» Job
Pick out each line in these entries that contains the string "مقابلتها".

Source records
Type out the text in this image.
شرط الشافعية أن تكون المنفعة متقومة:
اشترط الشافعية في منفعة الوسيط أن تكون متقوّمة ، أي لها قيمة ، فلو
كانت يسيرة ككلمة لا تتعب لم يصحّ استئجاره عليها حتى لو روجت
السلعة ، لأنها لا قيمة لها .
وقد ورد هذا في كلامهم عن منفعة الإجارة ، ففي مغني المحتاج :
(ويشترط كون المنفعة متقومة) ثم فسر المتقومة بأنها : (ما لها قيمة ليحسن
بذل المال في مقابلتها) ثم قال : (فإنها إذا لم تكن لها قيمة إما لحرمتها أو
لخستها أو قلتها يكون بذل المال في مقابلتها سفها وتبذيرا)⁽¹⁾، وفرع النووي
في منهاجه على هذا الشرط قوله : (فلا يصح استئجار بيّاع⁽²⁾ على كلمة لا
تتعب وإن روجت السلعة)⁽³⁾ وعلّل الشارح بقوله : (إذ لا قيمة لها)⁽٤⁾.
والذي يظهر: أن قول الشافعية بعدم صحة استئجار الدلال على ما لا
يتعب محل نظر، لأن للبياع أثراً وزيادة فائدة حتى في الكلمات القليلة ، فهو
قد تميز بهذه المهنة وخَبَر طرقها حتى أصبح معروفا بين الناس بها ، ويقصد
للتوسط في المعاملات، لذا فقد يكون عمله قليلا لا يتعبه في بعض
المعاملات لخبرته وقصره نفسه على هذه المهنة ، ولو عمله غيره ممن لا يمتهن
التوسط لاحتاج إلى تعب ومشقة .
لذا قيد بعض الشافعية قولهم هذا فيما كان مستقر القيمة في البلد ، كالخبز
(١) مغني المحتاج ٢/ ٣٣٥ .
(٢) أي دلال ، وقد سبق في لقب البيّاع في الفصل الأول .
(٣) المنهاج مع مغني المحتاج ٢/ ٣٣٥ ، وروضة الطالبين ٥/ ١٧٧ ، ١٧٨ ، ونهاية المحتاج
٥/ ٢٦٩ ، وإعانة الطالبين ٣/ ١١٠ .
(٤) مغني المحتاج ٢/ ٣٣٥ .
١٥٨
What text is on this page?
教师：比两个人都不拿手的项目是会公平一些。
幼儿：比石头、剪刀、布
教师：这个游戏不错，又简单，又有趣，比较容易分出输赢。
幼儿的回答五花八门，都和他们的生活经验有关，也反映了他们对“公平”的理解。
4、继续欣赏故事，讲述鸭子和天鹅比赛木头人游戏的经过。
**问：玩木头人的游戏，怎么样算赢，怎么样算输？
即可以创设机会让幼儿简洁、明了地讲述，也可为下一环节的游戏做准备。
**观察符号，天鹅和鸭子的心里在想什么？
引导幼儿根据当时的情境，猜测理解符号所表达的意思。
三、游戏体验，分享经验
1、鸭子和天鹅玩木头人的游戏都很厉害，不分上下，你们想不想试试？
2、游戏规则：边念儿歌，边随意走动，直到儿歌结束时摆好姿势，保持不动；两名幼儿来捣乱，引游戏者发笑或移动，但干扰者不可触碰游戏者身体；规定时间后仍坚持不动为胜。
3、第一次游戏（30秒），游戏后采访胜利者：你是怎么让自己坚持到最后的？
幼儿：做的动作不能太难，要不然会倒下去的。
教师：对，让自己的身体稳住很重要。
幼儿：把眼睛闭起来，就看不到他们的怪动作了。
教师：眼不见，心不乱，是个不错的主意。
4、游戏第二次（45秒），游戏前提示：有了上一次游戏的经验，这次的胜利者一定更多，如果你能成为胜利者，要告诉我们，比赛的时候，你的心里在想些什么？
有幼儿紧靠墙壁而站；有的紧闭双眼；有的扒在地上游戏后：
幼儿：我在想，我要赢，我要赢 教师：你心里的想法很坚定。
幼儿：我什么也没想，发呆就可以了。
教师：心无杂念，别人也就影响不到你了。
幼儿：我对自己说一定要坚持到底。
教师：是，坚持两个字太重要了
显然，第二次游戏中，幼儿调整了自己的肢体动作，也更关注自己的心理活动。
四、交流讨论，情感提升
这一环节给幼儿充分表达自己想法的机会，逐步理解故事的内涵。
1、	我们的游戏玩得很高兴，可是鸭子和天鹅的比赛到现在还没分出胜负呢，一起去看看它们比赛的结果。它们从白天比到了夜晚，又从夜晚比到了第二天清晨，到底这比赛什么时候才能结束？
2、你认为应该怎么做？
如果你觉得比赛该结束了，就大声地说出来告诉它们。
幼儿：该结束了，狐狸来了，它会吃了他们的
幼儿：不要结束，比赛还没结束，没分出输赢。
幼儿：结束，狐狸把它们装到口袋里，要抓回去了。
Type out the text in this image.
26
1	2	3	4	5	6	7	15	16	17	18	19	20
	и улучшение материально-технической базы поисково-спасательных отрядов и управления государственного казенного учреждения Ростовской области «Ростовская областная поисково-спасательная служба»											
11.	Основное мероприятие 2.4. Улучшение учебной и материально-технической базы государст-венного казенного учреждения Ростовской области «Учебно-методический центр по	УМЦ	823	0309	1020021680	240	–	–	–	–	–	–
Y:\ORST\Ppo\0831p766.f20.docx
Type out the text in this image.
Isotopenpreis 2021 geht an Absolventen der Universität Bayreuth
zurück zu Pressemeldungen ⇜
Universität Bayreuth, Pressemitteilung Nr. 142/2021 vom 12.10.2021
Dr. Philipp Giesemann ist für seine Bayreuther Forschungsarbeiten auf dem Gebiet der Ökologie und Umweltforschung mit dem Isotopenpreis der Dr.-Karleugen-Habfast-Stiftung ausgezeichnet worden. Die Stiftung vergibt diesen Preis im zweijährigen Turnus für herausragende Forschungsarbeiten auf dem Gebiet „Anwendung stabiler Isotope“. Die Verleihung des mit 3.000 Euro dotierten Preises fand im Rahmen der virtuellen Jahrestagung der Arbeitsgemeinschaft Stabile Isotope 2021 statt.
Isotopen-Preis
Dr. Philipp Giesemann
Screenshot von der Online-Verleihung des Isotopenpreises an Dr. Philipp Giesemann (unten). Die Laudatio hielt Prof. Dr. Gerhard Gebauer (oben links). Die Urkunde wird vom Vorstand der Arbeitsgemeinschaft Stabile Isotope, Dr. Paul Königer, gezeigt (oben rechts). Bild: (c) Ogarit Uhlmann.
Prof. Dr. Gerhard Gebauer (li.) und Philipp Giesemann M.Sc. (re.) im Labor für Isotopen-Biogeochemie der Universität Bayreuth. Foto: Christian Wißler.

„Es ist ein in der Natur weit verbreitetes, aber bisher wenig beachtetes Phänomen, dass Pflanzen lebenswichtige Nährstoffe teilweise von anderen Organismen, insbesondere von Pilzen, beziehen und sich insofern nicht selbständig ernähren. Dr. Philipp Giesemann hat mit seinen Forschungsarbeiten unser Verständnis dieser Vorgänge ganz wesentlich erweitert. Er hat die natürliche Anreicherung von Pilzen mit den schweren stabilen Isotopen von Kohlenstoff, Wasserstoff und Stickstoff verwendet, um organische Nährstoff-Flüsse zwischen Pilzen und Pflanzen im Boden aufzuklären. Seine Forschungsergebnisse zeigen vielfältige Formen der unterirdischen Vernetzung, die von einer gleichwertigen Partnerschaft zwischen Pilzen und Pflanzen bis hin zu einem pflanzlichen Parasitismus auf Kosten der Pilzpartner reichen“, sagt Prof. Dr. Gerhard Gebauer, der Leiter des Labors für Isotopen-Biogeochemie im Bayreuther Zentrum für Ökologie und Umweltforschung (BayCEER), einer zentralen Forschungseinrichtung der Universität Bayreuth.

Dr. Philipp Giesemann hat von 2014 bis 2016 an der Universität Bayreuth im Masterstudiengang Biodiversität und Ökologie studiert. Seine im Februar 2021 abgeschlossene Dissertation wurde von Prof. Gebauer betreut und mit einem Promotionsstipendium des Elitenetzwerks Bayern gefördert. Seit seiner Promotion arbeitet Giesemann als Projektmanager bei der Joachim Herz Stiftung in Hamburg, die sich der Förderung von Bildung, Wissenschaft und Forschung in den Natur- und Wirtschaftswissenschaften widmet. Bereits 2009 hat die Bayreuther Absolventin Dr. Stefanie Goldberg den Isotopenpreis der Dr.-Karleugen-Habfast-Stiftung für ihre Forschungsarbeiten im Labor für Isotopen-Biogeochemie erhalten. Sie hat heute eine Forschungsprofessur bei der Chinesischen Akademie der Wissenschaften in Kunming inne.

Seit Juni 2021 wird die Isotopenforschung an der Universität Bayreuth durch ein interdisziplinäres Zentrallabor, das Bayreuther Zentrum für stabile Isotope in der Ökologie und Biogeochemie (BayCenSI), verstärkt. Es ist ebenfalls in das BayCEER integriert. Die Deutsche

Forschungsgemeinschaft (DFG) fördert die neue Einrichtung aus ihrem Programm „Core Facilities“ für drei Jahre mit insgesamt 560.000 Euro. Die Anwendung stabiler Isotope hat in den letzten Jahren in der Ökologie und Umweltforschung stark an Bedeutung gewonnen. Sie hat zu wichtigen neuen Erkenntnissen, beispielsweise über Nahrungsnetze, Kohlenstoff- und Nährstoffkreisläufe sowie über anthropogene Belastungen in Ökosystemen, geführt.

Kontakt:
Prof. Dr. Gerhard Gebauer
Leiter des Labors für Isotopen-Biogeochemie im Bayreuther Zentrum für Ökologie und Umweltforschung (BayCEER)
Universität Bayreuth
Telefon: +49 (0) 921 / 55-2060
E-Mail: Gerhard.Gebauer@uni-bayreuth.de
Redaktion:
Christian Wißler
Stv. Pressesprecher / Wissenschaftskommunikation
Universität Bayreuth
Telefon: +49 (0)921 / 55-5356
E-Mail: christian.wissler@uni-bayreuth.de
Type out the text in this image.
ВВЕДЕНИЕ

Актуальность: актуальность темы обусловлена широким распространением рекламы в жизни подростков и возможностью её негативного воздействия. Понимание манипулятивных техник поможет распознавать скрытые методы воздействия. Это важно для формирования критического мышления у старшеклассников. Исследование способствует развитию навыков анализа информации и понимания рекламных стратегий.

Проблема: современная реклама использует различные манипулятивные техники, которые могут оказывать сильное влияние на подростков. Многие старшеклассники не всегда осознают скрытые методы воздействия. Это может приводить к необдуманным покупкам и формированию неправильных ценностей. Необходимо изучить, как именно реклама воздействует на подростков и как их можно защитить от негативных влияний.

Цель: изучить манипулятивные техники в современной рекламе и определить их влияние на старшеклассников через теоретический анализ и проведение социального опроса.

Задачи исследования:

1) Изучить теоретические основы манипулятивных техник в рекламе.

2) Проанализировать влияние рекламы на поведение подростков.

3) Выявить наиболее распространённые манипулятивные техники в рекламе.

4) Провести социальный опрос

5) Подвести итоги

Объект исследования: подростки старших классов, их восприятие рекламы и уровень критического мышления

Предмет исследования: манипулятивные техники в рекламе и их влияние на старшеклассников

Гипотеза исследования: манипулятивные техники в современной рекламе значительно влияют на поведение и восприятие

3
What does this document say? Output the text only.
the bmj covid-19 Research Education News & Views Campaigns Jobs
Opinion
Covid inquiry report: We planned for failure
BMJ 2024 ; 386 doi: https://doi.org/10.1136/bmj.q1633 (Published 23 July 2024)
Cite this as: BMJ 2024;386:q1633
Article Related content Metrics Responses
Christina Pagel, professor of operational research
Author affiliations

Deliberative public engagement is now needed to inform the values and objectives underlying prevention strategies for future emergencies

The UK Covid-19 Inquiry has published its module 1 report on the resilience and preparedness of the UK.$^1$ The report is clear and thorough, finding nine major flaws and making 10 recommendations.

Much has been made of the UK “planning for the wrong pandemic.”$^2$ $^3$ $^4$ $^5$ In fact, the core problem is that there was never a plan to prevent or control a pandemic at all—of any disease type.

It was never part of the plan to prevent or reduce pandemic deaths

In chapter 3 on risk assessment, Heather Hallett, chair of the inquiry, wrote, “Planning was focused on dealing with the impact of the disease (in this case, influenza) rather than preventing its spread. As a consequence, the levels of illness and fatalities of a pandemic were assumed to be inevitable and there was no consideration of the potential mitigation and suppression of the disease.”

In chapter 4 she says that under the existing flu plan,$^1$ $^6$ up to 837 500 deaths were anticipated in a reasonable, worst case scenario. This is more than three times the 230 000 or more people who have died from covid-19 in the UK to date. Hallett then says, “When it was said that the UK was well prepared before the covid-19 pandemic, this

» Solution to this task
بذل المال في مقابلتها) ثم قال : (فإنها إذا لم تكن لها قيمة إما لحرمتها أو
لخستها أو قلتها يكون بذل المال في مقابلتها سفها وتبذيرا)⁽¹⁾، وفرع النووي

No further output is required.